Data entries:

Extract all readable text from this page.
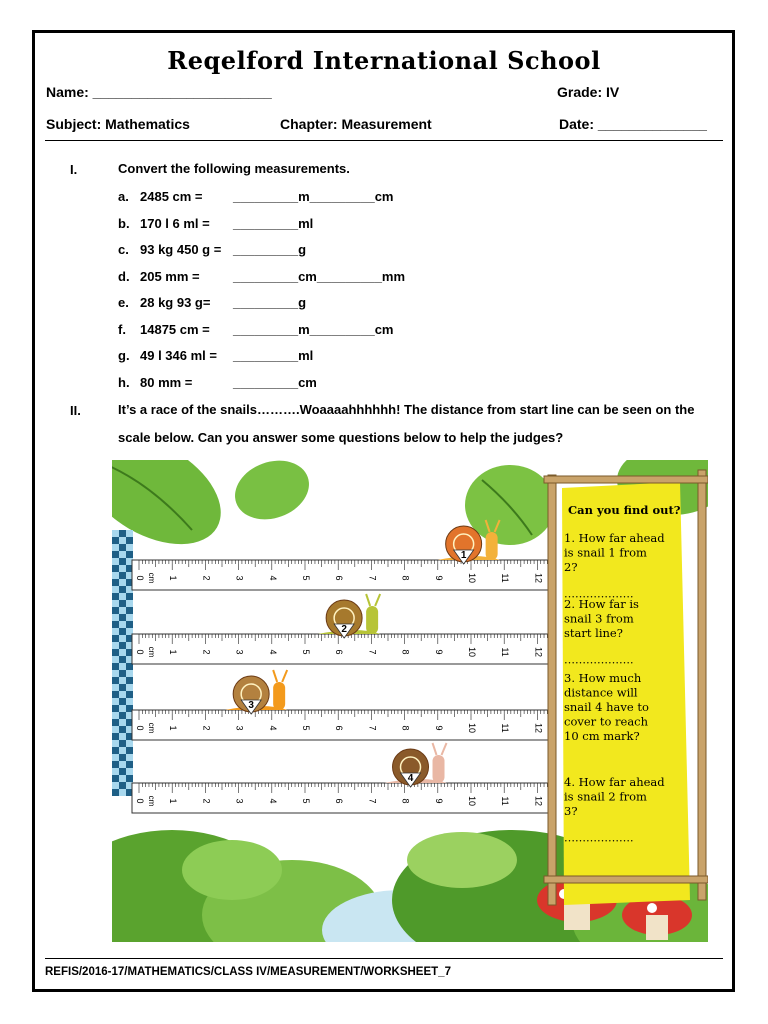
Reqelford International School
Name: _______________________	Grade: IV
Subject: Mathematics	Chapter: Measurement	Date: ______________
I.	Convert the following measurements.
a. 2485 cm = _________m_________cm
b. 170 l 6 ml = _________ml
c. 93 kg 450 g = _________g
d. 205 mm =	_________cm_________mm
e. 28 kg 93 g= _________g
f.	14875 cm = _________m_________cm
g. 49 l 346 ml = _________ml
h. 80 mm =	_________cm
II.	It’s a race of the snails……….Woaaaahhhhhh! The distance from start line can be seen on the
scale below. Can you answer some questions below to help the judges?
0	1	2	3	4	5	6	7	8	9	10	11	12
cm
0	1	2	3	4	5	6	7	8	9	10	11	12
cm
0	1	2	3	4	5	6	7	8	9	10	11	12
cm
0	1	2	3	4	5	6	7	8	9	10	11	12
cm
1
2
3
4
Can you find out?
1. How far ahead
is snail 1 from
2?
……………….
2. How far is
snail 3 from
start line?
……………….
3. How much
distance will
snail 4 have to
cover to reach
10 cm mark?
4. How far ahead
is snail 2 from
3?
……………….
REFIS/2016-17/MATHEMATICS/CLASS IV/MEASUREMENT/WORKSHEET_7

> **TASK INSTRUCTIONS**:
Copy the records above exactly. The pictures are not part of the copy.

> **EXPECTED OUTPUT**:
Extract all readable text from this page.
Reqelford International School
Name: _______________________	Grade: IV
Subject: Mathematics	Chapter: Measurement	Date: ______________
I.	Convert the following measurements.
a. 2485 cm = _________m_________cm
b. 170 l 6 ml = _________ml
c. 93 kg 450 g = _________g
d. 205 mm =	_________cm_________mm
e. 28 kg 93 g= _________g
f.	14875 cm = _________m_________cm
g. 49 l 346 ml = _________ml
h. 80 mm =	_________cm
II.	It’s a race of the snails……….Woaaaahhhhhh! The distance from start line can be seen on the
scale below. Can you answer some questions below to help the judges?
0	1	2	3	4	5	6	7	8	9	10	11	12
cm
0	1	2	3	4	5	6	7	8	9	10	11	12
cm
0	1	2	3	4	5	6	7	8	9	10	11	12
cm
0	1	2	3	4	5	6	7	8	9	10	11	12
cm
1
2
3
4
Can you find out?
1. How far ahead
is snail 1 from
2?
……………….
2. How far is
snail 3 from
start line?
……………….
3. How much
distance will
snail 4 have to
cover to reach
10 cm mark?
4. How far ahead
is snail 2 from
3?
……………….
REFIS/2016-17/MATHEMATICS/CLASS IV/MEASUREMENT/WORKSHEET_7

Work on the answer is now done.